--- start Supplied records ---
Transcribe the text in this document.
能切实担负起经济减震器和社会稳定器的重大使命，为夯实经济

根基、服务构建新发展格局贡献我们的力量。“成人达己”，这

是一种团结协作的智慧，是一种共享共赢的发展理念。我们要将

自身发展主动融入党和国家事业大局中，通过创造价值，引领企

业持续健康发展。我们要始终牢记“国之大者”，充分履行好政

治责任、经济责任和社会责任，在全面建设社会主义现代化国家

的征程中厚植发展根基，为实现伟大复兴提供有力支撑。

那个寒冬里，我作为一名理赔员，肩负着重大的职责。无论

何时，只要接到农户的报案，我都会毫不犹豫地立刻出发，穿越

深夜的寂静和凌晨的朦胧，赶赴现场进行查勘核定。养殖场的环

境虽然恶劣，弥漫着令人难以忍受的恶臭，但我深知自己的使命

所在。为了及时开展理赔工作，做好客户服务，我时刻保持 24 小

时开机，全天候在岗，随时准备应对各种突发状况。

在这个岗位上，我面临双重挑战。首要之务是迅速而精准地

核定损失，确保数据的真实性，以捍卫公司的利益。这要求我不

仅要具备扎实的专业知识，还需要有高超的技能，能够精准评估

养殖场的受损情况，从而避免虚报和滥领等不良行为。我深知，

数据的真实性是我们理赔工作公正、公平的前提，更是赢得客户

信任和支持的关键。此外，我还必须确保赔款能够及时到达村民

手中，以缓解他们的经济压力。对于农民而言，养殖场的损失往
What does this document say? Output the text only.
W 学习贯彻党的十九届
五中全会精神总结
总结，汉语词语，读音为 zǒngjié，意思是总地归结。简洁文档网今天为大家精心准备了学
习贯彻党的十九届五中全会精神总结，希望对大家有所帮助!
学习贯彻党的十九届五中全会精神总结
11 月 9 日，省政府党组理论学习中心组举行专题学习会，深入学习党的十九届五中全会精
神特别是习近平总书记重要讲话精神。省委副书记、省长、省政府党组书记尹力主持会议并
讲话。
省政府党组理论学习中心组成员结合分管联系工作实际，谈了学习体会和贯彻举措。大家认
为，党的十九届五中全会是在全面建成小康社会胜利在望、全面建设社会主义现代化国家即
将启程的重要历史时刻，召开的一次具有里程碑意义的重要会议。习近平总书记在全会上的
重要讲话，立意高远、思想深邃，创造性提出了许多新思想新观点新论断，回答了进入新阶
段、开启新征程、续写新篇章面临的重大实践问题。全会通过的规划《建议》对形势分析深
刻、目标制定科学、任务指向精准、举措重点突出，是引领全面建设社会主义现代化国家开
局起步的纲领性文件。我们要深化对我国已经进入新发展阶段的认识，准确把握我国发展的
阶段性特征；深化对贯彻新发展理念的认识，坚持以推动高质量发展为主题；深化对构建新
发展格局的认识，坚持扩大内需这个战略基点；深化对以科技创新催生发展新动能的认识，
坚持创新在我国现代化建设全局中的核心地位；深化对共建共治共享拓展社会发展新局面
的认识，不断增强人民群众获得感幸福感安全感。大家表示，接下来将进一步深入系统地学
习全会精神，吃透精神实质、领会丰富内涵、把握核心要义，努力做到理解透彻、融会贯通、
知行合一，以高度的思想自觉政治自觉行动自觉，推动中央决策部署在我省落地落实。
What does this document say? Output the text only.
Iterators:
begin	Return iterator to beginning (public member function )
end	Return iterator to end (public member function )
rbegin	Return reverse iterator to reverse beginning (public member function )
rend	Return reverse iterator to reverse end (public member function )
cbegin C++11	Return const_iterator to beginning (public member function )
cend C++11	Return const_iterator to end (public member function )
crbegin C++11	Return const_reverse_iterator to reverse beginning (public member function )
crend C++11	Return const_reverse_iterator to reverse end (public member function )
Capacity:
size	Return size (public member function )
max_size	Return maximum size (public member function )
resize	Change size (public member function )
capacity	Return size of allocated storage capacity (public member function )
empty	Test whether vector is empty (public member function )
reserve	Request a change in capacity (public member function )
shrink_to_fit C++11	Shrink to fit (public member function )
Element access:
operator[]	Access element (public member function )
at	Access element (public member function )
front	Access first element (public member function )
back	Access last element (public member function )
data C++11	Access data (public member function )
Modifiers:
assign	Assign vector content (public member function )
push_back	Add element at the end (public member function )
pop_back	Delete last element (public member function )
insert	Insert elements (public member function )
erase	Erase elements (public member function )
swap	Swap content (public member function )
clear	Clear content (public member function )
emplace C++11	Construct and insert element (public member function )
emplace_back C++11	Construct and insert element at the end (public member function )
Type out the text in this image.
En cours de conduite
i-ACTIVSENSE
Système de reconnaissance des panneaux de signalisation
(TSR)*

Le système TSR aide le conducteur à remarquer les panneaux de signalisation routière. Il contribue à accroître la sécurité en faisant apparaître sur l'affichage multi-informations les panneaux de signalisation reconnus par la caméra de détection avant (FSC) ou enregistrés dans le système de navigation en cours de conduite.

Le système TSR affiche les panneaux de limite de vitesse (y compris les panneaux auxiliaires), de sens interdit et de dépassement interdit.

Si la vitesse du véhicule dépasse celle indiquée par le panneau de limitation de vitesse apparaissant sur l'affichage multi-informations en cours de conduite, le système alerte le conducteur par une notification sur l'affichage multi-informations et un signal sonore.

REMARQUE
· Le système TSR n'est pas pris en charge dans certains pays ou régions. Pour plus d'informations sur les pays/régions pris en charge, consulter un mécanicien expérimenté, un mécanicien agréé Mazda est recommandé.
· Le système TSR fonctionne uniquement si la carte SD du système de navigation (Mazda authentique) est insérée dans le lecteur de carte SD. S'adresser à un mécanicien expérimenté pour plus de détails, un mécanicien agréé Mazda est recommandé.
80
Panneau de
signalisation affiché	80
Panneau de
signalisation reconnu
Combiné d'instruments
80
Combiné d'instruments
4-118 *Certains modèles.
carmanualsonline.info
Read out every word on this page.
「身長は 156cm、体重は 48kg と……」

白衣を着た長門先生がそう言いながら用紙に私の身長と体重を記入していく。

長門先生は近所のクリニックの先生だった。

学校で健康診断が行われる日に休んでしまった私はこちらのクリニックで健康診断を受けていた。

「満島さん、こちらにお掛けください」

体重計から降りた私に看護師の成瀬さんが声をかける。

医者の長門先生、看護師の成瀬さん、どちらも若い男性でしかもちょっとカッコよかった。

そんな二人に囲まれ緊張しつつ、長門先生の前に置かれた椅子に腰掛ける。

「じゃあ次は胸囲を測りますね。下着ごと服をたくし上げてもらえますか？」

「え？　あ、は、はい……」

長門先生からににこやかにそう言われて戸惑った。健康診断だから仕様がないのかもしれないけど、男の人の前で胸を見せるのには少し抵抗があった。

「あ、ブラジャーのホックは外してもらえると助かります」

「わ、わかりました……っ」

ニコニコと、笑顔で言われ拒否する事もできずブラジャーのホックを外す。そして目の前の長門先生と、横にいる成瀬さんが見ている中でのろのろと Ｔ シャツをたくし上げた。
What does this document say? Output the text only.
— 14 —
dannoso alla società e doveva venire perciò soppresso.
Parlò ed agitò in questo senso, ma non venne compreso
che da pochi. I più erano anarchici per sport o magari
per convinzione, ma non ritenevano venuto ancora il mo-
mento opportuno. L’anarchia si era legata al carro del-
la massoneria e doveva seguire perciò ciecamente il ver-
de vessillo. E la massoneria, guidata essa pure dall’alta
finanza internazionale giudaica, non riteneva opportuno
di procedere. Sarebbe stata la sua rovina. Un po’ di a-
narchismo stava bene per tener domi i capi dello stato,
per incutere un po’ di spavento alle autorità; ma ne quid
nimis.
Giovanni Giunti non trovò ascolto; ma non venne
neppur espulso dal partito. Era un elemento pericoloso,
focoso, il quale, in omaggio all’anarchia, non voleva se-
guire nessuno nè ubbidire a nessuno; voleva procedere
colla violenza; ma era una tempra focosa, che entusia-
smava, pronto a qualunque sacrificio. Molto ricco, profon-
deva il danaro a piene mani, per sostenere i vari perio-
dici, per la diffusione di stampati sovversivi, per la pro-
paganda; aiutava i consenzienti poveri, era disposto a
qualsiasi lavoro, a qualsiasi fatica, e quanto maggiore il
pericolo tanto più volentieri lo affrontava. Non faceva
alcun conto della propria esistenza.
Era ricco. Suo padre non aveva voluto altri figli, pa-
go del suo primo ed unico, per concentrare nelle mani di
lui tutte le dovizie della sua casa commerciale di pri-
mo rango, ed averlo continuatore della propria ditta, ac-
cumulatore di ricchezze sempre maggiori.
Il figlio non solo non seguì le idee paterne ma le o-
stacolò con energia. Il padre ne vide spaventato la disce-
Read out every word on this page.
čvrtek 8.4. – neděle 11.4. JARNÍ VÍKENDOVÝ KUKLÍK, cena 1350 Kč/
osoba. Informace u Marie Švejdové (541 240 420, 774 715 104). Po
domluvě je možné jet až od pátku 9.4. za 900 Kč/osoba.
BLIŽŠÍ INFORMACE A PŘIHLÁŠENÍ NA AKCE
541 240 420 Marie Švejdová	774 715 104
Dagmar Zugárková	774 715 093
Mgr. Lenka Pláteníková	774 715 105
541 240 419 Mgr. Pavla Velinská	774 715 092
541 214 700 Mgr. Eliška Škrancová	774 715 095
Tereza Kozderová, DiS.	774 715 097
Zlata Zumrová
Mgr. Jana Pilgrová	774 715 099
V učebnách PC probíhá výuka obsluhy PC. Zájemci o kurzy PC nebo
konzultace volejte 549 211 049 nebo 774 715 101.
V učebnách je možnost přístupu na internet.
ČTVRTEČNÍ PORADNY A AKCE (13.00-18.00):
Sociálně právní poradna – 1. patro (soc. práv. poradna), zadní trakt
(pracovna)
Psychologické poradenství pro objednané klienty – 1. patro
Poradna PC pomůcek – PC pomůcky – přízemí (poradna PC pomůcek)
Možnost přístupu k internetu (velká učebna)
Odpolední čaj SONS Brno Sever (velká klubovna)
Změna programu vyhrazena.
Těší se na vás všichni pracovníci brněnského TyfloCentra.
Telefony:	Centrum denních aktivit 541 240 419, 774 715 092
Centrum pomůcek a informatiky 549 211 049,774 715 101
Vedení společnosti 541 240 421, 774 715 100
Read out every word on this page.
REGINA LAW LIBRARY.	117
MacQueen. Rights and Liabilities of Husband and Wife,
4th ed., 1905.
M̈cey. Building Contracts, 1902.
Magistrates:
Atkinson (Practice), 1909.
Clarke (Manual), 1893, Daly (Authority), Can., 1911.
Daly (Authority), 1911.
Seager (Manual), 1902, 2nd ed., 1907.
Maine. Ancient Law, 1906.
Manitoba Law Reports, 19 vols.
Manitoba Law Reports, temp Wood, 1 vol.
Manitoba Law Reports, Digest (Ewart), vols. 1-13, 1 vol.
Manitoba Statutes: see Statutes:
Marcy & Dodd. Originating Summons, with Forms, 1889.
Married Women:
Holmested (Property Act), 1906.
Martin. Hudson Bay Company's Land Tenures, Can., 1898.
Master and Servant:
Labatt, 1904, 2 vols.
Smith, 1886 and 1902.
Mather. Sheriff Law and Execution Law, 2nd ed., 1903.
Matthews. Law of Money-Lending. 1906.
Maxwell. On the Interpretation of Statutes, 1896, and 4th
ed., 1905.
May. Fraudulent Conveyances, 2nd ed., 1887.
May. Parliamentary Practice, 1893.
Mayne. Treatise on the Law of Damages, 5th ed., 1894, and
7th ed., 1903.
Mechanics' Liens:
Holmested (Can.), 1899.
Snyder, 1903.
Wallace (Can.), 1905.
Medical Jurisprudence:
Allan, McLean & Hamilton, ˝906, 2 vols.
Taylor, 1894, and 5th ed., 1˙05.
--- end Supplied records ---
▶ **Exercise details**:
Working from the material above, state how many lines contain "massoneria"; give only the number.

▶ **Exercise solution**:
2